▸ **YOUR GOAL**
Work through the data and report how many lines include the string "图片位置", giving the number alone.

▸ **Stored data**
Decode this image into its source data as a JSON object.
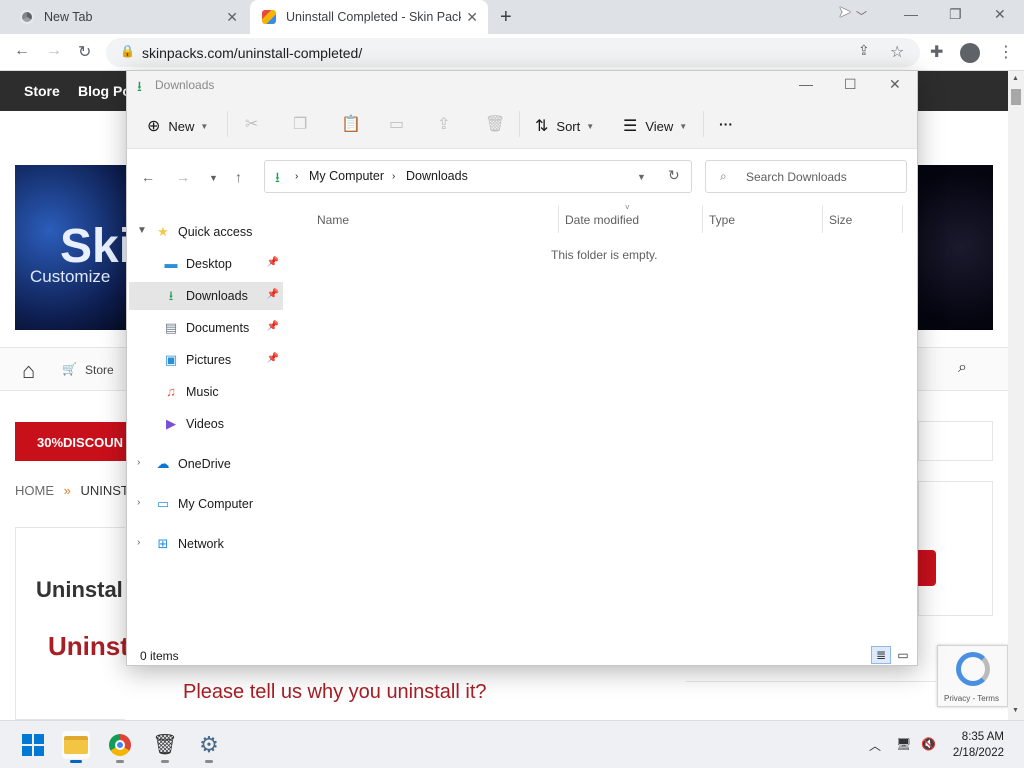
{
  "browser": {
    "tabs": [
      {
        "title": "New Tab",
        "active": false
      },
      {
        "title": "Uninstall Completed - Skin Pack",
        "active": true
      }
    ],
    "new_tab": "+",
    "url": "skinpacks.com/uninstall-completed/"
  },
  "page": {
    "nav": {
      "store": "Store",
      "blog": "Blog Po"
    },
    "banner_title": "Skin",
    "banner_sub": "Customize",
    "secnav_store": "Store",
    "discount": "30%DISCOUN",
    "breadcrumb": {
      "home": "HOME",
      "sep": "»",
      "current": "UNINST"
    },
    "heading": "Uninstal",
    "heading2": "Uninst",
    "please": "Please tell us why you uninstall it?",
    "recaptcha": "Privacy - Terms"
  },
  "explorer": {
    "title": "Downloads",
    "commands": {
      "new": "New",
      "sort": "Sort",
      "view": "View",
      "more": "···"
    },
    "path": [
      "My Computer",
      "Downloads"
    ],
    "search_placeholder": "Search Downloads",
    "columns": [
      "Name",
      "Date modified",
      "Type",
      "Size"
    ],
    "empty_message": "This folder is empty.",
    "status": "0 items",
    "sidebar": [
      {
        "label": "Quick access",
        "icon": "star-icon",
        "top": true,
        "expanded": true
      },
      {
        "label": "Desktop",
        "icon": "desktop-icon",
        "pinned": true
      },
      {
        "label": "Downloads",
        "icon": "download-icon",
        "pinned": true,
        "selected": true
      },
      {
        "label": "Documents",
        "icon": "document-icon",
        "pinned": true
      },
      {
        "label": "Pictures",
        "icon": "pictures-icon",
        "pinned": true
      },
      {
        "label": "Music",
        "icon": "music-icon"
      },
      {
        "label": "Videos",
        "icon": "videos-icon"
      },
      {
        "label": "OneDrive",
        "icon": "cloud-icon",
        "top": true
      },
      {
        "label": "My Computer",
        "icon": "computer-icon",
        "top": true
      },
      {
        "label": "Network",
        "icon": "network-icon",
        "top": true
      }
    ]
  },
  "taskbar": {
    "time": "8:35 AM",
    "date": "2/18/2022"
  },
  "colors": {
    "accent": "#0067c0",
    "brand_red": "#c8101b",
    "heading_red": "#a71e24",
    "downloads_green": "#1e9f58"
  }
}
---
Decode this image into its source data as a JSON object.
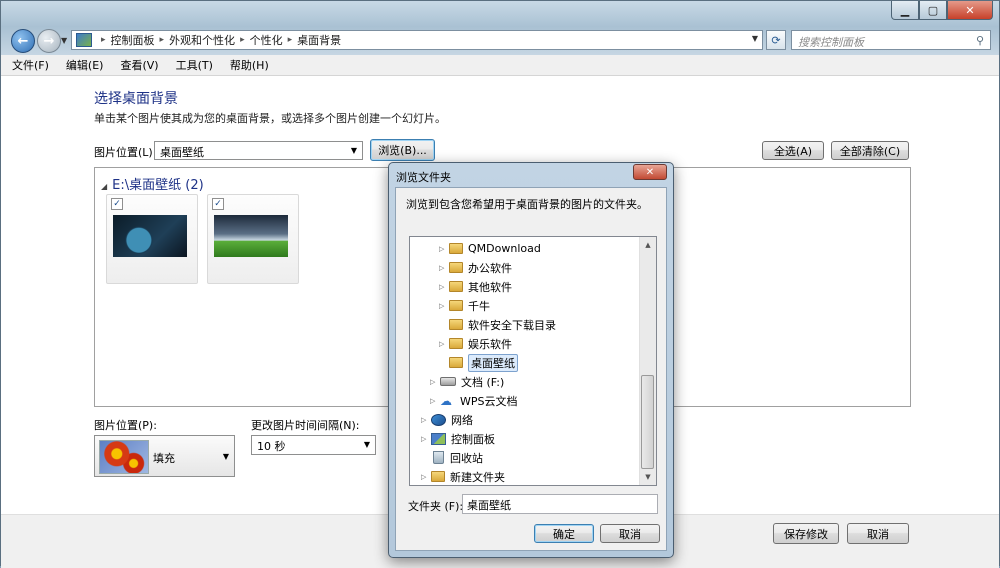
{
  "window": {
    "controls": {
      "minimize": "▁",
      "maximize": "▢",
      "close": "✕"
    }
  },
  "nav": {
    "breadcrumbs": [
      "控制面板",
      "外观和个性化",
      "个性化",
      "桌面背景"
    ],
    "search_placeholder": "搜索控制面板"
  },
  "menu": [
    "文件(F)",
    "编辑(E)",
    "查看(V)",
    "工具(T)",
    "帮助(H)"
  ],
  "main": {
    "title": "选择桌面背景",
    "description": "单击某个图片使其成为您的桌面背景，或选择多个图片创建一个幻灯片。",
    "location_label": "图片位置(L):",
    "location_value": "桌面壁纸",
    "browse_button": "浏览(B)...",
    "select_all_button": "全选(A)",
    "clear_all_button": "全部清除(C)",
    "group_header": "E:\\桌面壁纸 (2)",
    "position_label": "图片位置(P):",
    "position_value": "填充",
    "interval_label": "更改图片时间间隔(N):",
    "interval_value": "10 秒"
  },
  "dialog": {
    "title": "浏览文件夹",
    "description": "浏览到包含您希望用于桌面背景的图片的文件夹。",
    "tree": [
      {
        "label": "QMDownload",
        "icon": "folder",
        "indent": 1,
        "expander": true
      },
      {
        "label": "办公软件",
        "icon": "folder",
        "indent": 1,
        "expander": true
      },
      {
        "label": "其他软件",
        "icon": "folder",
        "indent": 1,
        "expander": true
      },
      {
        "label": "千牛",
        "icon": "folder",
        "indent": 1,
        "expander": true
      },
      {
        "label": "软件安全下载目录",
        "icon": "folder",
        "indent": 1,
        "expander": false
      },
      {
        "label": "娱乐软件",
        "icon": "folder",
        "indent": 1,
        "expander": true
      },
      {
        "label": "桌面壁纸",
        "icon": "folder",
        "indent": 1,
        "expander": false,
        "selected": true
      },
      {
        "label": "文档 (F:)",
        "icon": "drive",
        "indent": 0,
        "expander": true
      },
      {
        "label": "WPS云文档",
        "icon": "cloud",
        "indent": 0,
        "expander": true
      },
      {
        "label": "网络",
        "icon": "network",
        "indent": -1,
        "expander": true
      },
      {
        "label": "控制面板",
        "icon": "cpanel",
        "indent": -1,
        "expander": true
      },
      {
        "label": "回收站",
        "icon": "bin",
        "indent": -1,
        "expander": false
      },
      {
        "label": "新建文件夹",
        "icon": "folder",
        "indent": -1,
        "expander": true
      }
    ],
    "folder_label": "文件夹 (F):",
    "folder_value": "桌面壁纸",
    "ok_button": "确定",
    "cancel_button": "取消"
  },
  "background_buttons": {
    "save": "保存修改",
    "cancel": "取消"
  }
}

▸ **RESULT OF THE EXERCISE**
2